» DIRECTIONS FOR THIS TASK: In the passage on Seussical, on what date did the Broadway production close, and after how many performances?

» EXCERPT TO READ:
+ + + +
|Basis||The stories of Dr. Seuss (mainly "Horton Hears a Who!", "Horton Hatches the Egg" and " The One Feather Tail of Gertrude McFuzz")|
2000 Boston tryout
2002 1st US Tour
2003 2nd US Tour
2012 West End
Seussical is a musical by Lynn Ahrens and Stephen Flaherty based on the books of Dr. Seuss (mainly "Horton Hears a Who!", "Horton Hatches the Egg" and " The One Feather Tail of Gertrude McFuzz") that debuted on Broadway in 2000. The play's story is a rather complex amalgamation of many of Seuss's most famous books. After a Broadway run, the production spawned two US national tours and a UK tour. It has become a favorite for school, community and regional theatres.
- 1 Productions
- 2 Contributing Dr. Seuss books
- 3 Plot
- 4 Songs
- 5 Songs in Seussical Jr.
- 6 Instrumentation
- 7 Characters
- 8 Awards and nominations
- 9 References
- 10 External links
In a reading in New York City, Eric Idle played the Cat in the Hat, and was credited at the time for contributions to the story line. In the Toronto workshop in 1999, coordinated by Livent Inc., Andrea Martin played the Cat in the Hat. The musical had its out-of-town tryout in Boston, Massachusetts at the Colonial Theatre in September 2000.
Seussical opened on Broadway at the Richard Rodgers Theatre on November 30, 2000. Directed by Frank Galati with choreography by Kathleen Marshall; though uncredited, Kathleen Marshall's brother Rob Marshall was hired to direct the show when it returned from Boston to Broadway; the original Broadway cast included David Shiner as the Cat in the Hat, Kevin Chamberlin as Horton, and Anthony Blair Hall as Jojo. It also featured Janine LaManna as Gertrude McFuzz and Michele Pawk as Mayzie LaBird, with Stuart Zagnit as the Mayor of Whoville, Alice Playten as the Mayor's wife, Sharon Wilkins as the Sour Kangaroo and Eric Devine as General Genghis Khan Schmitz also appearing. Throughout the run, there were many celebrity Cat in the Hat replacements, including Rosie O'Donnell and Cathy Rigby.
The production received lukewarm reviews, with critics focusing on the huge cast of characters and unsympathetic plotlines. The Broadway production closed on May 20, 2001 after 198 performances and 34 previews.
+ + + +
» DATA ROWS:
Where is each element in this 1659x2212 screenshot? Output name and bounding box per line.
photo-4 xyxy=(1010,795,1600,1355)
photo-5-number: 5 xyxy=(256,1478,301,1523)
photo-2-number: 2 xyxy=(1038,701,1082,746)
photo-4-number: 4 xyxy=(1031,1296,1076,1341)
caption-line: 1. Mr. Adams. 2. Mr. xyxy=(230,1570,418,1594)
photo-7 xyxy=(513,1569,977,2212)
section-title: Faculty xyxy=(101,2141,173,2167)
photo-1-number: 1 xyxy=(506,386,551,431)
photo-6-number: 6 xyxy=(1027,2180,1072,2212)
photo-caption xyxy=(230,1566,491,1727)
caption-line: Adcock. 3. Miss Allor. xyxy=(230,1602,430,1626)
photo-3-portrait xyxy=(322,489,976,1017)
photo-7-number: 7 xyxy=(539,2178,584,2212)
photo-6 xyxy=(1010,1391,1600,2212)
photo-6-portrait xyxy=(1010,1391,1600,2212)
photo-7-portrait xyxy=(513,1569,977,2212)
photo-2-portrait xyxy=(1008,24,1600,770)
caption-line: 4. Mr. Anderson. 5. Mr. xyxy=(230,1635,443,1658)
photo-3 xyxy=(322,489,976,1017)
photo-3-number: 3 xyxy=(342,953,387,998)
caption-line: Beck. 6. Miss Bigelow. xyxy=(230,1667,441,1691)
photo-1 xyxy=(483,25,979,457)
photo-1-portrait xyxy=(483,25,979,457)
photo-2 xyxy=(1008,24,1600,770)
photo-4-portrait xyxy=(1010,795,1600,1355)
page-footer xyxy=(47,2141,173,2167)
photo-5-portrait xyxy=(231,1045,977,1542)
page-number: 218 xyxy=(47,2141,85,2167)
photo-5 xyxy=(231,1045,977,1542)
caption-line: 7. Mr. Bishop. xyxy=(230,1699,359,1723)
+ + + +
» IN RESPONSE: It closed on May 20, 2001, after 198 performances.